_GIVEN PROBLEM_
Which lines of the records contain "dziecka"? Collect every one of them.

(Recorded data)
• • • •

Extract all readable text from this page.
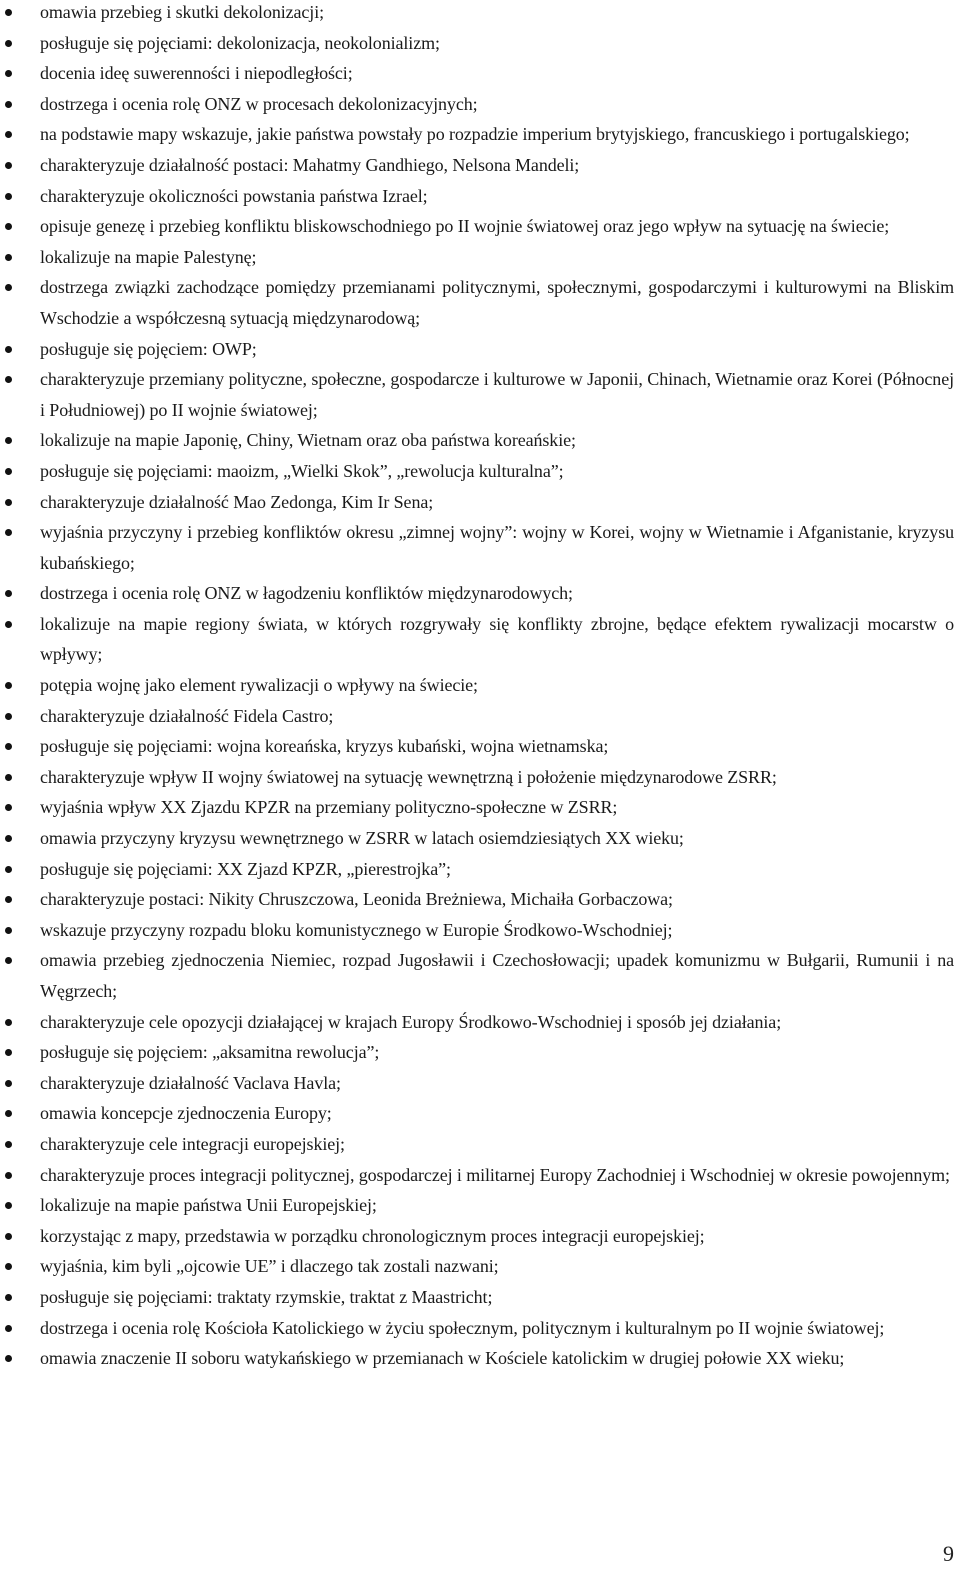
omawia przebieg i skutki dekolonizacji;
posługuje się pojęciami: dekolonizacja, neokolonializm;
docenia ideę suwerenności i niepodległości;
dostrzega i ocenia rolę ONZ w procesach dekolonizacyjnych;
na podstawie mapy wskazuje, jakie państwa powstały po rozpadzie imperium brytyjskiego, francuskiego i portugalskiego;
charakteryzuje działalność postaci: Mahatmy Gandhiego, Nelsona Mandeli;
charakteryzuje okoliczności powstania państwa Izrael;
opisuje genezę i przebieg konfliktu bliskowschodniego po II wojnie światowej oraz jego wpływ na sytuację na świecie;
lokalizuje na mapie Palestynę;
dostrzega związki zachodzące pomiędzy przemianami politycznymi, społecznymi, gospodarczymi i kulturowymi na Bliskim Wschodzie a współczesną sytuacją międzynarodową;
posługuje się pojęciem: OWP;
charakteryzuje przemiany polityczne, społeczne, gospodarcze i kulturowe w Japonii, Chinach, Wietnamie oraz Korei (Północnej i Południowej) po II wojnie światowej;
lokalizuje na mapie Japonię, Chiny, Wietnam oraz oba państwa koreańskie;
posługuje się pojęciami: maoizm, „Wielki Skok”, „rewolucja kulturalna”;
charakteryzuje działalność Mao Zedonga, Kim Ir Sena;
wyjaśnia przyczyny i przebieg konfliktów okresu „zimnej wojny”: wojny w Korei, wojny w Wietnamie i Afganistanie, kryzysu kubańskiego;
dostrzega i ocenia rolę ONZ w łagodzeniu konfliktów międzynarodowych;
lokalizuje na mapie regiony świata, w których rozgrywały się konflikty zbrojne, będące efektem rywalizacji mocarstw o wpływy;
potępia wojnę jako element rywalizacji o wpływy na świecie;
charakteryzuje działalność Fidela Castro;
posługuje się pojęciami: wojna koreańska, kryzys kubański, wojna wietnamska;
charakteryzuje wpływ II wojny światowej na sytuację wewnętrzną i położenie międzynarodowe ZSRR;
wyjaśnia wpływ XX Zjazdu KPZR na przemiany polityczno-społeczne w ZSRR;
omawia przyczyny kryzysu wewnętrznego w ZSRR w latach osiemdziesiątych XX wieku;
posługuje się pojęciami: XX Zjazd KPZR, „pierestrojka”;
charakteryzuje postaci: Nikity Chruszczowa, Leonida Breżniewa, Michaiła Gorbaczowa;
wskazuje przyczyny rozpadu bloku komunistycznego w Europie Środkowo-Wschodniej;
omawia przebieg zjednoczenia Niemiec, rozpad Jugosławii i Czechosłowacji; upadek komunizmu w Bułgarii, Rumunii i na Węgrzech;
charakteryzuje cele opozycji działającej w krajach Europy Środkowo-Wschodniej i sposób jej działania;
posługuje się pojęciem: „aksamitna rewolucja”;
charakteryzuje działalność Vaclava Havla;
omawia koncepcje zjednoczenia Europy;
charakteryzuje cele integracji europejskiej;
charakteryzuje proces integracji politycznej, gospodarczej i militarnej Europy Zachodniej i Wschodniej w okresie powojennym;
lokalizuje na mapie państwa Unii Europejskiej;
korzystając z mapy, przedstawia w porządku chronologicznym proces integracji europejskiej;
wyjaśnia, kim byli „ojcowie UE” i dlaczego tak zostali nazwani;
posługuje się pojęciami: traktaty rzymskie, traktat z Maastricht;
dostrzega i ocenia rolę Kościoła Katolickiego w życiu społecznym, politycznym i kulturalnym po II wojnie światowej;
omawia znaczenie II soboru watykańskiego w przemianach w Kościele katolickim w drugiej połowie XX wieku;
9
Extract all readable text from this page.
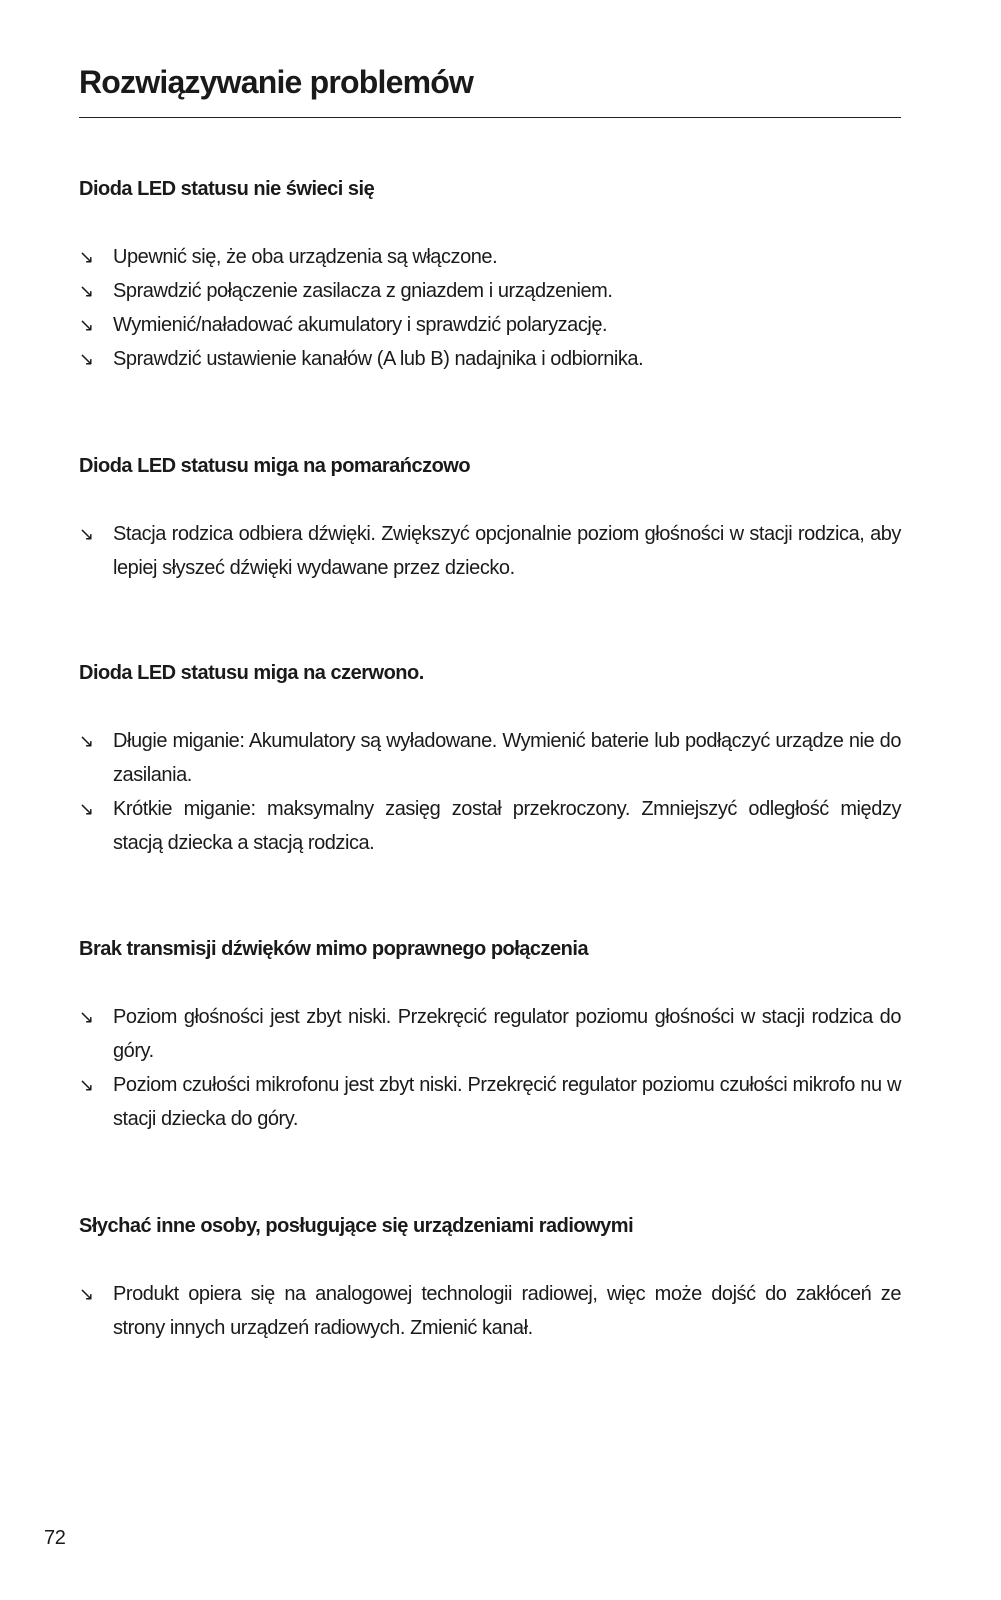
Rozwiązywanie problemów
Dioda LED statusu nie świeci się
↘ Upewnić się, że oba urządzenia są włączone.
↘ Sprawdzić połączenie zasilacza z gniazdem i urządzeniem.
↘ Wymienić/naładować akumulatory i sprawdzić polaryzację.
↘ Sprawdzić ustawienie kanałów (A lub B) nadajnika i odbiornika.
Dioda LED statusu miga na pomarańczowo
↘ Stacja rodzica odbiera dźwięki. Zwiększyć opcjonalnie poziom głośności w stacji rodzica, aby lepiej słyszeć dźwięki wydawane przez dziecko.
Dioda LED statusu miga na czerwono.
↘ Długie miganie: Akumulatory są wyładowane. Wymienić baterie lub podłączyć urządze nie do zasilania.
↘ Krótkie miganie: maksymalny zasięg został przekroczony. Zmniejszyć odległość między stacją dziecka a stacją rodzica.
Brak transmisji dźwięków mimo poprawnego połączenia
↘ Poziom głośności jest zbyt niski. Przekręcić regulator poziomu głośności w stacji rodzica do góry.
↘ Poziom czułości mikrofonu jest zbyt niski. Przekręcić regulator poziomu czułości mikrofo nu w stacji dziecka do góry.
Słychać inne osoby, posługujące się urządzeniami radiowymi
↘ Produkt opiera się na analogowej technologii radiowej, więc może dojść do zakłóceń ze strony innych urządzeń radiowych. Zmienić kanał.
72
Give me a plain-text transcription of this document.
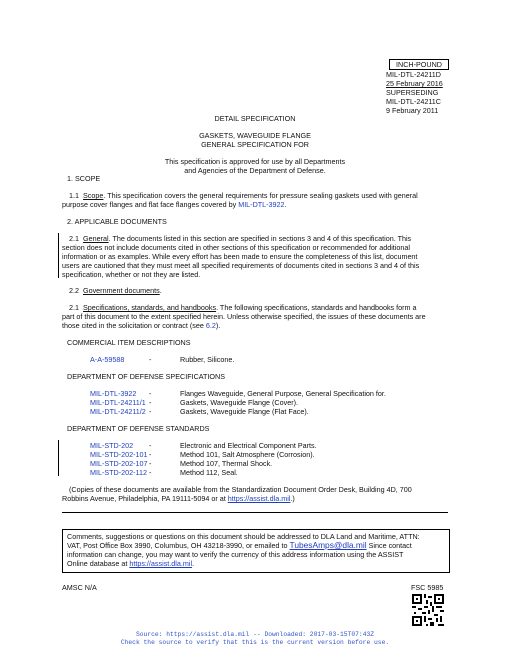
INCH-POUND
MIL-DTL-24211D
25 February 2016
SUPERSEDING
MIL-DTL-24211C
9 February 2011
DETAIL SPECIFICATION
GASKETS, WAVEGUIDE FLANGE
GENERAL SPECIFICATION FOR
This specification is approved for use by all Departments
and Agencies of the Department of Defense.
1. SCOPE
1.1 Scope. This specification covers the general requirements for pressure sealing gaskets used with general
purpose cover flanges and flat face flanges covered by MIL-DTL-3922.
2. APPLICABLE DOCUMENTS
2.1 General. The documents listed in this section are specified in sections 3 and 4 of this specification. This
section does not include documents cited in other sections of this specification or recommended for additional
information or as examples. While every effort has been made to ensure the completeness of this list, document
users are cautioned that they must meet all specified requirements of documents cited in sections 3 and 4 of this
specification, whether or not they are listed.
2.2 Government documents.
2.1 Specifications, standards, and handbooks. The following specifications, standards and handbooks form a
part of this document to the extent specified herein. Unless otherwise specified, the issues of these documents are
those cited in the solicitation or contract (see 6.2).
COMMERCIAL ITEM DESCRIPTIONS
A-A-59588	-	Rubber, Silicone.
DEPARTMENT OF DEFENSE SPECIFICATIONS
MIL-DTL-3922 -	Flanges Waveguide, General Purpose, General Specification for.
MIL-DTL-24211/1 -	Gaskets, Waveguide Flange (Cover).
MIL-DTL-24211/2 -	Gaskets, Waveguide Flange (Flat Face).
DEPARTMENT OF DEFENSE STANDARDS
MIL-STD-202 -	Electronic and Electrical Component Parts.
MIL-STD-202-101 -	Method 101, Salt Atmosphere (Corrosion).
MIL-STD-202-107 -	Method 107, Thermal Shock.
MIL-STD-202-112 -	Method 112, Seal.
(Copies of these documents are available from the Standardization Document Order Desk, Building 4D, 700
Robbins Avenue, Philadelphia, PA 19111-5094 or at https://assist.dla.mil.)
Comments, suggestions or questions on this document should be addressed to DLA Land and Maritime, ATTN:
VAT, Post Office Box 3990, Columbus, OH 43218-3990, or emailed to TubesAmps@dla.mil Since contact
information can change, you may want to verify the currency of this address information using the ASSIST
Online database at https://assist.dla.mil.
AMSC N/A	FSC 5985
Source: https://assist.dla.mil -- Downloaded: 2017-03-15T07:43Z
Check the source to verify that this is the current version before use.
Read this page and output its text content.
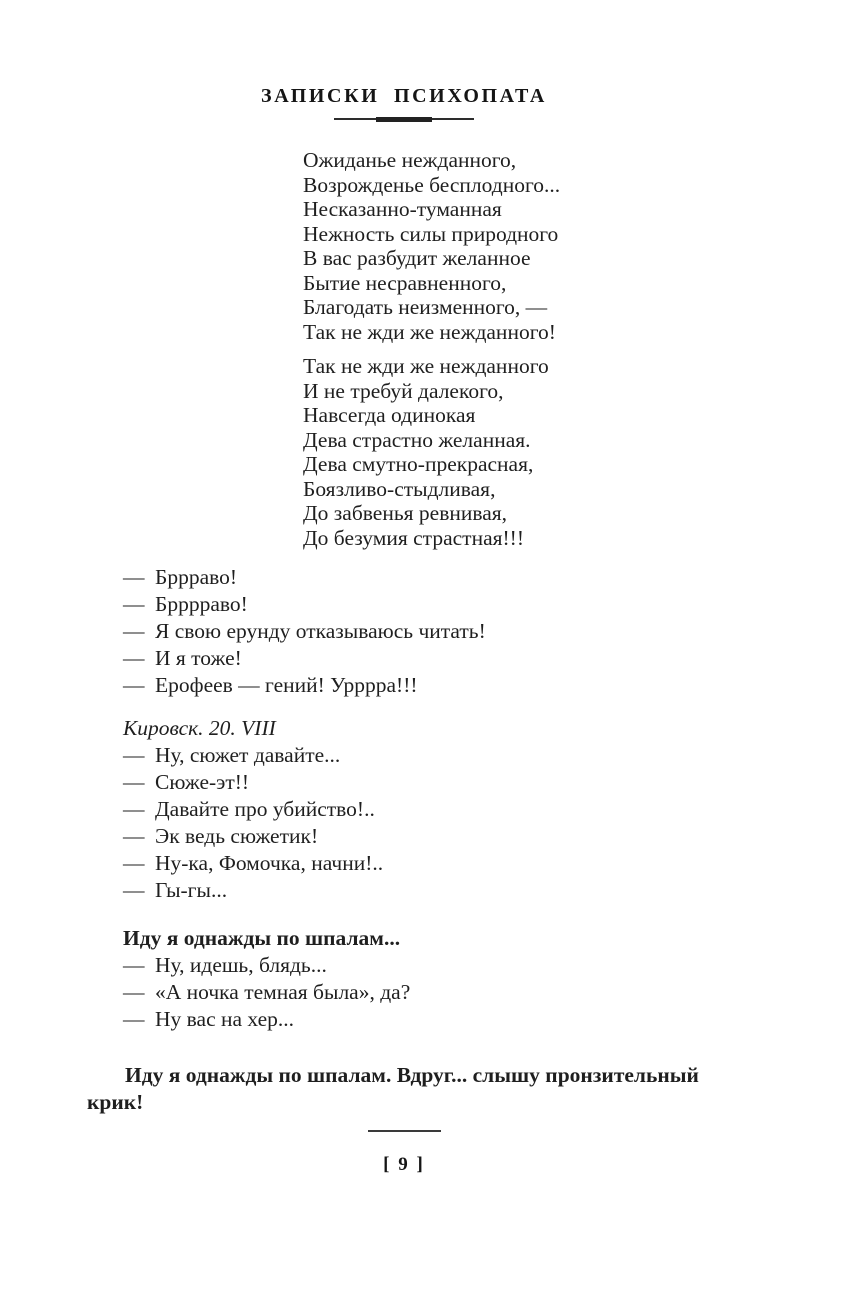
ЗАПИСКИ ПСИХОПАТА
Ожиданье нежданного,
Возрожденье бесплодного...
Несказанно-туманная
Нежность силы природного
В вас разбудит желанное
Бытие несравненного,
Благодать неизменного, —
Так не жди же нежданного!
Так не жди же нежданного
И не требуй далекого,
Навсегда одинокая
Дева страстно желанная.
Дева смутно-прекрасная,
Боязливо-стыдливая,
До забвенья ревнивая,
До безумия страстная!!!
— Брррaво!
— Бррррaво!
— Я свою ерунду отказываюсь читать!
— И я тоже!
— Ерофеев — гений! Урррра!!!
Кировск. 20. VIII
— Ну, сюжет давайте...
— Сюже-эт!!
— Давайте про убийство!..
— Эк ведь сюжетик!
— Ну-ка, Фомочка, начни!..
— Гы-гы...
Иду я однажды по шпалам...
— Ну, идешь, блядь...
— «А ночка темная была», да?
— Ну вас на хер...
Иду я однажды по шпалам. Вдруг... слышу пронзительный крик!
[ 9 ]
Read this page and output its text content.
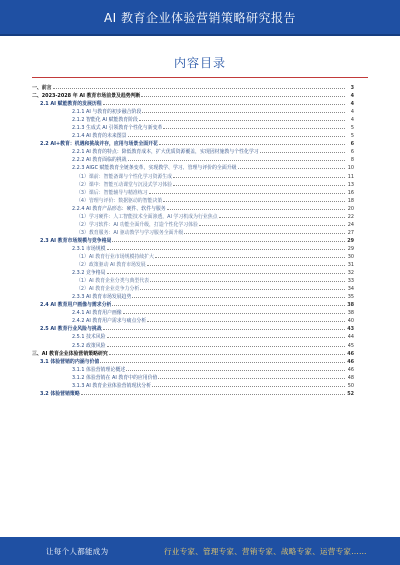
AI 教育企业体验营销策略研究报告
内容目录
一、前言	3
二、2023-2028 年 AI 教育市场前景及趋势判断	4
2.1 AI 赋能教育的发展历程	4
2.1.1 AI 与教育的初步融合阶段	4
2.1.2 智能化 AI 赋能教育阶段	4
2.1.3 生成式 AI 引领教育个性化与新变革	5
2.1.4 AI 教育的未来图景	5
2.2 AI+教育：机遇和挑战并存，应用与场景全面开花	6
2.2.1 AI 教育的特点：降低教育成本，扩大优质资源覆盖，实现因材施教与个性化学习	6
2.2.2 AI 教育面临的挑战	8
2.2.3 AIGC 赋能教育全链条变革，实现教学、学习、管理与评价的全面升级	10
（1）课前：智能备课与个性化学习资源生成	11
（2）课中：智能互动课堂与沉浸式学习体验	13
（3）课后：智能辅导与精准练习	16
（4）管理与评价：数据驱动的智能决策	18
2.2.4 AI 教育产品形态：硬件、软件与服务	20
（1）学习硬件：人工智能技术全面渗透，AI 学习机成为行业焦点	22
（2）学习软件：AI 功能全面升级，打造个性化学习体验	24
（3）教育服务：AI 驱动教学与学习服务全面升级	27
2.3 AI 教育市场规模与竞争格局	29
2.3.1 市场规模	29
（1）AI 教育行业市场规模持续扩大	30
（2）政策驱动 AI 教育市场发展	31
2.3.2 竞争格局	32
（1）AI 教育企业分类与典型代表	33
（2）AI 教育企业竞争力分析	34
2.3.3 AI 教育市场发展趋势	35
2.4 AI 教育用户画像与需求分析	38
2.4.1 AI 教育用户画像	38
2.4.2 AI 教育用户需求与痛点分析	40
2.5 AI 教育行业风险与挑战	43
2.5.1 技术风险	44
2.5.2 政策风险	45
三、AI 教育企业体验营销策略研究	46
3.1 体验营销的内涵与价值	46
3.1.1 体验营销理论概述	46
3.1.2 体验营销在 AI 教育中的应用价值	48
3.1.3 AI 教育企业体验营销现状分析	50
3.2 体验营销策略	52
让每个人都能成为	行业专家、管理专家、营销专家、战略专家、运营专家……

• • • •

_FINISHED EXERCISE_
↘ Krótkie miganie: maksymalny zasięg został przekroczony. Zmniejszyć odległość między stacją dziecka a stacją rodzica.
↘ Poziom czułości mikrofonu jest zbyt niski. Przekręcić regulator poziomu czułości mikrofo nu w stacji dziecka do góry.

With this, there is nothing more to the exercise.